## Short problem
Each entry below should be echoed exactly, with pictures omitted.

━━━ Raw data ━━━

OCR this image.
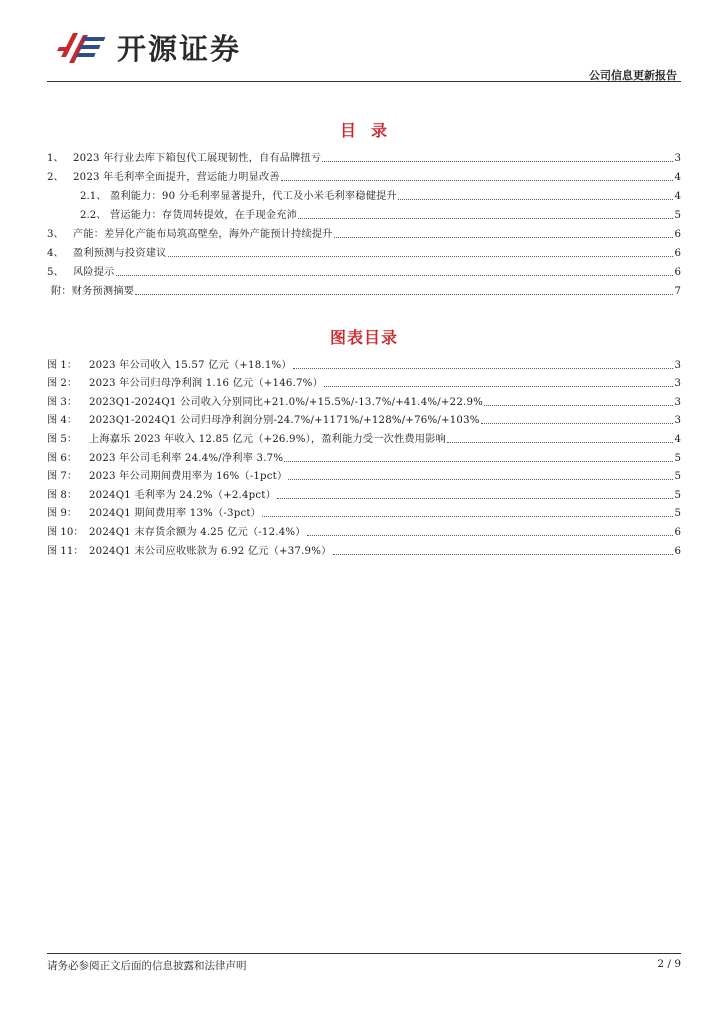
开源证券
公司信息更新报告
目 录
1、 2023 年行业去库下箱包代工展现韧性，自有品牌扭亏	3
2、 2023 年毛利率全面提升，营运能力明显改善	4
2.1、 盈利能力：90 分毛利率显著提升，代工及小米毛利率稳健提升	4
2.2、 营运能力：存货周转提效，在手现金充沛	5
3、 产能：差异化产能布局筑高壁垒，海外产能预计持续提升	6
4、 盈利预测与投资建议	6
5、 风险提示	6
附：财务预测摘要	7
图表目录
图 1：	2023 年公司收入 15.57 亿元（+18.1%）	3
图 2：	2023 年公司归母净利润 1.16 亿元（+146.7%）	3
图 3：	2023Q1-2024Q1 公司收入分别同比+21.0%/+15.5%/-13.7%/+41.4%/+22.9%	3
图 4：	2023Q1-2024Q1 公司归母净利润分别-24.7%/+1171%/+128%/+76%/+103%	3
图 5：	上海嘉乐 2023 年收入 12.85 亿元（+26.9%），盈利能力受一次性费用影响	4
图 6：	2023 年公司毛利率 24.4%/净利率 3.7%	5
图 7：	2023 年公司期间费用率为 16%（-1pct）	5
图 8：	2024Q1 毛利率为 24.2%（+2.4pct）	5
图 9：	2024Q1 期间费用率 13%（-3pct）	5
图 10： 2024Q1 末存货余额为 4.25 亿元（-12.4%）	6
图 11： 2024Q1 末公司应收账款为 6.92 亿元（+37.9%）	6
请务必参阅正文后面的信息披露和法律声明	2 / 9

━━━

## Response to this exercise
OCR this image.
开源证券
公司信息更新报告
目 录
1、 2023 年行业去库下箱包代工展现韧性，自有品牌扭亏	3
2、 2023 年毛利率全面提升，营运能力明显改善	4
2.1、 盈利能力：90 分毛利率显著提升，代工及小米毛利率稳健提升	4
2.2、 营运能力：存货周转提效，在手现金充沛	5
3、 产能：差异化产能布局筑高壁垒，海外产能预计持续提升	6
4、 盈利预测与投资建议	6
5、 风险提示	6
附：财务预测摘要	7
图表目录
图 1：	2023 年公司收入 15.57 亿元（+18.1%）	3
图 2：	2023 年公司归母净利润 1.16 亿元（+146.7%）	3
图 3：	2023Q1-2024Q1 公司收入分别同比+21.0%/+15.5%/-13.7%/+41.4%/+22.9%	3
图 4：	2023Q1-2024Q1 公司归母净利润分别-24.7%/+1171%/+128%/+76%/+103%	3
图 5：	上海嘉乐 2023 年收入 12.85 亿元（+26.9%），盈利能力受一次性费用影响	4
图 6：	2023 年公司毛利率 24.4%/净利率 3.7%	5
图 7：	2023 年公司期间费用率为 16%（-1pct）	5
图 8：	2024Q1 毛利率为 24.2%（+2.4pct）	5
图 9：	2024Q1 期间费用率 13%（-3pct）	5
图 10： 2024Q1 末存货余额为 4.25 亿元（-12.4%）	6
图 11： 2024Q1 末公司应收账款为 6.92 亿元（+37.9%）	6
请务必参阅正文后面的信息披露和法律声明	2 / 9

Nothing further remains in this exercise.